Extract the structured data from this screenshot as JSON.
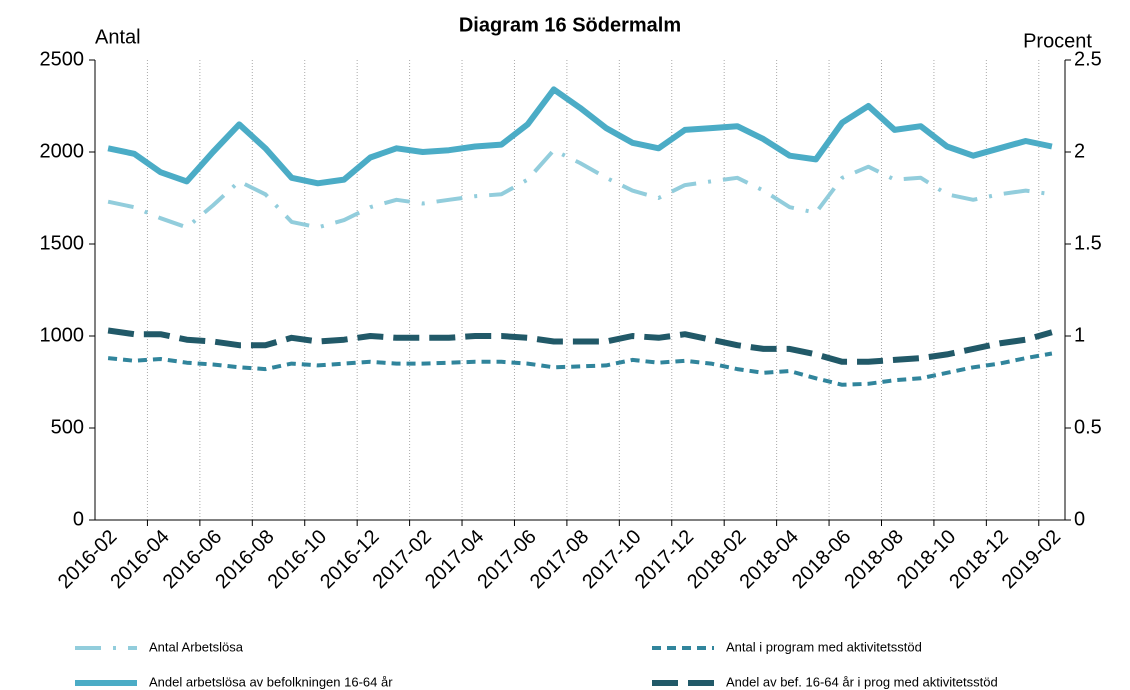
{
  "chart_data": {
    "type": "line",
    "title": "Diagram 16 Södermalm",
    "y_label": "Antal",
    "y2_label": "Procent",
    "categories": [
      "2016-02",
      null,
      "2016-04",
      null,
      "2016-06",
      null,
      "2016-08",
      null,
      "2016-10",
      null,
      "2016-12",
      null,
      "2017-02",
      null,
      "2017-04",
      null,
      "2017-06",
      null,
      "2017-08",
      null,
      "2017-10",
      null,
      "2017-12",
      null,
      "2018-02",
      null,
      "2018-04",
      null,
      "2018-06",
      null,
      "2018-08",
      null,
      "2018-10",
      null,
      "2018-12",
      null,
      "2019-02"
    ],
    "ylim": [
      0,
      2500
    ],
    "yticks": [
      0,
      500,
      1000,
      1500,
      2000,
      2500
    ],
    "y2lim": [
      0,
      2.5
    ],
    "y2ticks": [
      0,
      0.5,
      1,
      1.5,
      2,
      2.5
    ],
    "grid": true,
    "legend": "bottom",
    "series": [
      {
        "name": "Antal Arbetslösa",
        "color": "#92cddc",
        "dash": "dashdot",
        "values": [
          1730,
          1700,
          1640,
          1590,
          1710,
          1840,
          1770,
          1620,
          1590,
          1630,
          1700,
          1740,
          1720,
          1740,
          1760,
          1770,
          1850,
          2010,
          1940,
          1860,
          1790,
          1750,
          1820,
          1840,
          1860,
          1790,
          1700,
          1670,
          1860,
          1920,
          1850,
          1860,
          1770,
          1740,
          1770,
          1790,
          1770
        ]
      },
      {
        "name": "Antal i program med aktivitetsstöd",
        "color": "#31859c",
        "dash": "dash",
        "values": [
          880,
          865,
          875,
          855,
          845,
          830,
          820,
          850,
          840,
          850,
          860,
          850,
          850,
          855,
          860,
          860,
          850,
          830,
          835,
          840,
          870,
          855,
          865,
          850,
          820,
          800,
          810,
          770,
          735,
          740,
          760,
          770,
          800,
          830,
          850,
          880,
          905
        ]
      },
      {
        "name": "Andel arbetslösa av befolkningen 16-64 år",
        "color": "#4bacc6",
        "dash": "solid",
        "axis": "y2",
        "values": [
          2.02,
          1.99,
          1.89,
          1.84,
          2.0,
          2.15,
          2.02,
          1.86,
          1.83,
          1.85,
          1.97,
          2.02,
          2.0,
          2.01,
          2.03,
          2.04,
          2.15,
          2.34,
          2.24,
          2.13,
          2.05,
          2.02,
          2.12,
          2.13,
          2.14,
          2.07,
          1.98,
          1.96,
          2.16,
          2.25,
          2.12,
          2.14,
          2.03,
          1.98,
          2.02,
          2.06,
          2.03
        ]
      },
      {
        "name": "Andel av bef. 16-64 år i prog med aktivitetsstöd",
        "color": "#215968",
        "dash": "longdash",
        "axis": "y2",
        "values": [
          1.03,
          1.01,
          1.01,
          0.98,
          0.97,
          0.95,
          0.95,
          0.99,
          0.97,
          0.98,
          1.0,
          0.99,
          0.99,
          0.99,
          1.0,
          1.0,
          0.99,
          0.97,
          0.97,
          0.97,
          1.0,
          0.99,
          1.01,
          0.98,
          0.95,
          0.93,
          0.93,
          0.9,
          0.86,
          0.86,
          0.87,
          0.88,
          0.9,
          0.93,
          0.96,
          0.98,
          1.02
        ]
      }
    ]
  }
}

■ ■ ■ ■

Set the pictures aside and transcribe the data above exactly.

» **CORRECT ANSWER**:
Extract the structured data from this screenshot as JSON.
{
  "chart_data": {
    "type": "line",
    "title": "Diagram 16 Södermalm",
    "y_label": "Antal",
    "y2_label": "Procent",
    "categories": [
      "2016-02",
      null,
      "2016-04",
      null,
      "2016-06",
      null,
      "2016-08",
      null,
      "2016-10",
      null,
      "2016-12",
      null,
      "2017-02",
      null,
      "2017-04",
      null,
      "2017-06",
      null,
      "2017-08",
      null,
      "2017-10",
      null,
      "2017-12",
      null,
      "2018-02",
      null,
      "2018-04",
      null,
      "2018-06",
      null,
      "2018-08",
      null,
      "2018-10",
      null,
      "2018-12",
      null,
      "2019-02"
    ],
    "ylim": [
      0,
      2500
    ],
    "yticks": [
      0,
      500,
      1000,
      1500,
      2000,
      2500
    ],
    "y2lim": [
      0,
      2.5
    ],
    "y2ticks": [
      0,
      0.5,
      1,
      1.5,
      2,
      2.5
    ],
    "grid": true,
    "legend": "bottom",
    "series": [
      {
        "name": "Antal Arbetslösa",
        "color": "#92cddc",
        "dash": "dashdot",
        "values": [
          1730,
          1700,
          1640,
          1590,
          1710,
          1840,
          1770,
          1620,
          1590,
          1630,
          1700,
          1740,
          1720,
          1740,
          1760,
          1770,
          1850,
          2010,
          1940,
          1860,
          1790,
          1750,
          1820,
          1840,
          1860,
          1790,
          1700,
          1670,
          1860,
          1920,
          1850,
          1860,
          1770,
          1740,
          1770,
          1790,
          1770
        ]
      },
      {
        "name": "Antal i program med aktivitetsstöd",
        "color": "#31859c",
        "dash": "dash",
        "values": [
          880,
          865,
          875,
          855,
          845,
          830,
          820,
          850,
          840,
          850,
          860,
          850,
          850,
          855,
          860,
          860,
          850,
          830,
          835,
          840,
          870,
          855,
          865,
          850,
          820,
          800,
          810,
          770,
          735,
          740,
          760,
          770,
          800,
          830,
          850,
          880,
          905
        ]
      },
      {
        "name": "Andel arbetslösa av befolkningen 16-64 år",
        "color": "#4bacc6",
        "dash": "solid",
        "axis": "y2",
        "values": [
          2.02,
          1.99,
          1.89,
          1.84,
          2.0,
          2.15,
          2.02,
          1.86,
          1.83,
          1.85,
          1.97,
          2.02,
          2.0,
          2.01,
          2.03,
          2.04,
          2.15,
          2.34,
          2.24,
          2.13,
          2.05,
          2.02,
          2.12,
          2.13,
          2.14,
          2.07,
          1.98,
          1.96,
          2.16,
          2.25,
          2.12,
          2.14,
          2.03,
          1.98,
          2.02,
          2.06,
          2.03
        ]
      },
      {
        "name": "Andel av bef. 16-64 år i prog med aktivitetsstöd",
        "color": "#215968",
        "dash": "longdash",
        "axis": "y2",
        "values": [
          1.03,
          1.01,
          1.01,
          0.98,
          0.97,
          0.95,
          0.95,
          0.99,
          0.97,
          0.98,
          1.0,
          0.99,
          0.99,
          0.99,
          1.0,
          1.0,
          0.99,
          0.97,
          0.97,
          0.97,
          1.0,
          0.99,
          1.01,
          0.98,
          0.95,
          0.93,
          0.93,
          0.9,
          0.86,
          0.86,
          0.87,
          0.88,
          0.9,
          0.93,
          0.96,
          0.98,
          1.02
        ]
      }
    ]
  }
}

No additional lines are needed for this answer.